→ **WRITTEN EXERCISE**: Extract the listing in its entirety, keeping each line identical to the original.

====== DATASET ENTRIES

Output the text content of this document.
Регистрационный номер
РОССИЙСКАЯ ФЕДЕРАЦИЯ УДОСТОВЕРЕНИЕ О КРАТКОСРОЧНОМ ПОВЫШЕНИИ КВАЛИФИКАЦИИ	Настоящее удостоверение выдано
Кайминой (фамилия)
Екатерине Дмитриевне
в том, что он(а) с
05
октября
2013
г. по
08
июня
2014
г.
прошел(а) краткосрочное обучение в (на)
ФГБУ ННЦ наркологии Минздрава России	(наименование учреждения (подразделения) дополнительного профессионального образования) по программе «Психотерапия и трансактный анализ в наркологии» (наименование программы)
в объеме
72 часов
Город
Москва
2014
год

============

→ **CORRECT RESPONSE**:
Output the text content of this document.
Регистрационный номер
РОССИЙСКАЯ ФЕДЕРАЦИЯ УДОСТОВЕРЕНИЕ О КРАТКОСРОЧНОМ ПОВЫШЕНИИ КВАЛИФИКАЦИИ	Настоящее удостоверение выдано
Кайминой (фамилия)
Екатерине Дмитриевне
в том, что он(а) с
05
октября
2013
г. по
08
июня
2014
г.
прошел(а) краткосрочное обучение в (на)
ФГБУ ННЦ наркологии Минздрава России	(наименование учреждения (подразделения) дополнительного профессионального образования) по программе «Психотерапия и трансактный анализ в наркологии» (наименование программы)
в объеме
72 часов
Город
Москва
2014
год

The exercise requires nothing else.